Adhesive composition

by: Marco, Francis W.; Michiels, Dany F. M.;

An aqueous adhesive composition for bonding reinforcing textiles to rubber products is provided, having an epoxy resin with a functionality of three or greater and a rubber latex functionalized with pendent groups selected from carboxyl, amide and pyridyl groups.


The present invention relates generally to an aqueous adhesive composition for bonding reinforcing textile yarns and fabrics to rubber products, which contains an epoxy resin having an epoxy functionality of three or greater.

Textiles are used extensively to reinforce rubber products such as tires, v-belts, and conveyor belts. The textile may be in the form of a fiber, yarn, or a woven, knitted or non-woven fabric. Fibers typically used for reinforcement are manufactured from polyamides, including nylons and aramids, polyesters, particularly polyethylene terephthalate, rayon and glass fibers.

One of the difficulties encountered in manufacturing reinforced rubber products is that the textile fibers do not adhere well to the rubber without additional chemical treatment. A number of systems have been developed to promote adhesion of the fiber to the rubber. One such system is based on pretreatment of the textile fibers with an adhesive to promote bonding. The textile is dipped in the adhesive composition, which is usually an aqueous latex, followed by drying and curing.

The most common pretreatment system is based on an adhesive containing resorcinol-formaldehyde latex (RFL), usually in combination with a functionalized butadiene or styrene butadiene latex. Examples of functionalized latices include copolymers of conjugated dienes with vinylpyridine, unsaturated carboxylic acids, and cyanated vinyl monomers. Representative adhesive compositions may be found in the following United States patents:

Girgis, U.S. Pat. No. 4,405,746;

Toyoda et al., U.S. Pat. No. 4,963,613;

Sekigushi et al., U.S. Pat. No. 5,236,742; and

Hisaki et al., U.S. Pat. No. 4,286,783.
---
PROBLEM SET –
**A.** Answer these about the adhesive composition text:
(i) Which rubber products does it name as being reinforced with textiles?
(ii) What epoxy functionality must the epoxy resin have?
(iii) What does the most common pretreatment system use as its adhesive?
**B.** Please duplicate the part of the adhesive composition text that opens with the words containing "by: Marco, Francis" and closes with "three or greater.".
---
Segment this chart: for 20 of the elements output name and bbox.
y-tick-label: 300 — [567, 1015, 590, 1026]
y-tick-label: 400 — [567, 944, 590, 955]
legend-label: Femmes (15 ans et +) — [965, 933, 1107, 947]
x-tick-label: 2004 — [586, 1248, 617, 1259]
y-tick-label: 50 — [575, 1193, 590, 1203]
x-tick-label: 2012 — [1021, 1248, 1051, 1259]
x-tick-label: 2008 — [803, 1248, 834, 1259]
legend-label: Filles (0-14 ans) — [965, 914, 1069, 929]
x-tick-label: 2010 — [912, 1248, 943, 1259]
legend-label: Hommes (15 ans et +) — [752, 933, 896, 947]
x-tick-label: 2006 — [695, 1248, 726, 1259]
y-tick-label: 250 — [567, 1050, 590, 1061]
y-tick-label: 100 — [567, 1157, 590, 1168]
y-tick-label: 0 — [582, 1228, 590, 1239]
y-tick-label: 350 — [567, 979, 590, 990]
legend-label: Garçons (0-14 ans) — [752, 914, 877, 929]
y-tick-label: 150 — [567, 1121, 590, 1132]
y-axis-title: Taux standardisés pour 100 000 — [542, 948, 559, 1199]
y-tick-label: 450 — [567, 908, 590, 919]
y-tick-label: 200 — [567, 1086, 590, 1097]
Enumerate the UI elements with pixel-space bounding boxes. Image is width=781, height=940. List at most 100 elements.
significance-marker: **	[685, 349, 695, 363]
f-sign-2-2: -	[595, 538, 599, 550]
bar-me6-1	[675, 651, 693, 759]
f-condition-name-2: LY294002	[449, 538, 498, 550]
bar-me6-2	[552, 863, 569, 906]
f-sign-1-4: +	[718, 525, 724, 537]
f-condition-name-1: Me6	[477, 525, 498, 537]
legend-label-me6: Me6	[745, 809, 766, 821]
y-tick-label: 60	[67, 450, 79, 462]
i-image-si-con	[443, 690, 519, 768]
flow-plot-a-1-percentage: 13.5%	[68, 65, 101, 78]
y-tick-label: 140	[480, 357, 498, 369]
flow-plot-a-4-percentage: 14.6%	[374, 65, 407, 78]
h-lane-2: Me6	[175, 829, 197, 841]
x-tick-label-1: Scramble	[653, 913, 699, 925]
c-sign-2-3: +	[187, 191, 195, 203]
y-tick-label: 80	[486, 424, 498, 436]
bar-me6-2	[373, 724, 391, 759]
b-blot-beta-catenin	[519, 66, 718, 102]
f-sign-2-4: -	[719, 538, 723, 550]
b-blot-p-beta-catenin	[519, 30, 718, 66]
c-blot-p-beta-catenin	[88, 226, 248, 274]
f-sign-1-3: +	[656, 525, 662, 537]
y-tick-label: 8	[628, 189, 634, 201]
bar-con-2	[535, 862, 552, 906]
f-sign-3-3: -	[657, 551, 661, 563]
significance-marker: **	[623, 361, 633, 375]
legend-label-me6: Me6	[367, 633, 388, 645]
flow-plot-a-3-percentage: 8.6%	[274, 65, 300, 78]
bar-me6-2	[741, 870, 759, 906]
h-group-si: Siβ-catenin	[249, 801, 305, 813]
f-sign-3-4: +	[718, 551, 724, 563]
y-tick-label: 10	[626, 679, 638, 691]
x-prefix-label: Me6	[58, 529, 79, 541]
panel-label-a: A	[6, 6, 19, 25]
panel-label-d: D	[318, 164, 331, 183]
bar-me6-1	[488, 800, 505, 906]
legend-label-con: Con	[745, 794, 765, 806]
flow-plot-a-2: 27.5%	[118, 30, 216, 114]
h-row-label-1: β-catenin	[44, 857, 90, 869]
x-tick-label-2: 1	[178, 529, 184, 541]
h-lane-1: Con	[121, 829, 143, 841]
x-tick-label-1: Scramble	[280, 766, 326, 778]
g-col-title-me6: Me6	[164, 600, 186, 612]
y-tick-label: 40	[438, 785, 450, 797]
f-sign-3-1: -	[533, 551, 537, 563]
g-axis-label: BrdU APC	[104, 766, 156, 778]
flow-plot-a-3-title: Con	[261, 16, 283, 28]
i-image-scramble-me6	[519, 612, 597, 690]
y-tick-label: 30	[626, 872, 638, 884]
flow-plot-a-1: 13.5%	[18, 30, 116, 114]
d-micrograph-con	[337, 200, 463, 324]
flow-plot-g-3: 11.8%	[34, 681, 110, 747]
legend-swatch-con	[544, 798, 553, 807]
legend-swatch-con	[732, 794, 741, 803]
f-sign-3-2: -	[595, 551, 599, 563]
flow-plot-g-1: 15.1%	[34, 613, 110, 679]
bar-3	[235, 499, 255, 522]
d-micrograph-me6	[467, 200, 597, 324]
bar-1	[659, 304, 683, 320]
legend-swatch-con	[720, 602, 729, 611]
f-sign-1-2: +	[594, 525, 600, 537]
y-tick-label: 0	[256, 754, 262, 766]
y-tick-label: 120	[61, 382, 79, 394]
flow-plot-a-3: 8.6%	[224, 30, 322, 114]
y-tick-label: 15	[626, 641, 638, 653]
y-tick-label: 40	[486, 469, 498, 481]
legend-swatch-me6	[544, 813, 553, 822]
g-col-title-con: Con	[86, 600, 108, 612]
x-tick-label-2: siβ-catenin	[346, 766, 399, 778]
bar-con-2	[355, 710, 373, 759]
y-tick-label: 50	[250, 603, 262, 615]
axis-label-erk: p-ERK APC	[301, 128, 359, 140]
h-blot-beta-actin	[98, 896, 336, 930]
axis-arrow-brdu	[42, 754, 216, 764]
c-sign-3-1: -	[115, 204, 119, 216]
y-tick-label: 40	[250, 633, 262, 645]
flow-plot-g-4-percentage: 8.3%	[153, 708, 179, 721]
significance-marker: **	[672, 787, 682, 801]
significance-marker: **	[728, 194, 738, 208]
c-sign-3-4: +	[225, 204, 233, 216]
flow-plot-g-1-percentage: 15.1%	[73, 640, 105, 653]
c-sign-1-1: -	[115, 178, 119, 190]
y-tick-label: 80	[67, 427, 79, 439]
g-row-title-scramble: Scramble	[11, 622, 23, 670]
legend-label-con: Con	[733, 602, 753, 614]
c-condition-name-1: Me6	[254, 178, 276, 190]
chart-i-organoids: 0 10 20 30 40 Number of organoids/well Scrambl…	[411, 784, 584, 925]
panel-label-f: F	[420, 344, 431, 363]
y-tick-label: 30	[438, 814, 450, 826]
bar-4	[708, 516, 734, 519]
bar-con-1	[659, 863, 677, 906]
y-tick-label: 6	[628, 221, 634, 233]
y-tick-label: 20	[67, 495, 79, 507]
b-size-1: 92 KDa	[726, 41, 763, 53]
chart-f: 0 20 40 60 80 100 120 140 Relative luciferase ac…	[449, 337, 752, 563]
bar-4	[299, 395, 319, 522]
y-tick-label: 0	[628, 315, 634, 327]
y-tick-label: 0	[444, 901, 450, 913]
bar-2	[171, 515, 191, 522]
---
TASK-BY-TASK SOLUTIONS –
**A.**
(i) Tires, v-belts, and conveyor belts.
(ii) Three or greater.
(iii) An adhesive containing resorcinol-formaldehyde latex (RFL), usually combined with a functionalized butadiene or styrene butadiene latex.

**B.**
by: Marco, Francis W.; Michiels, Dany F. M.;

An aqueous adhesive composition for bonding reinforcing textiles to rubber products is provided, having an epoxy resin with a functionality of three or greater and a rubber latex functionalized with pendent groups selected from carboxyl, amide and pyridyl groups.


The present invention relates generally to an aqueous adhesive composition for bonding reinforcing textile yarns and fabrics to rubber products, which contains an epoxy resin having an epoxy functionality of three or greater.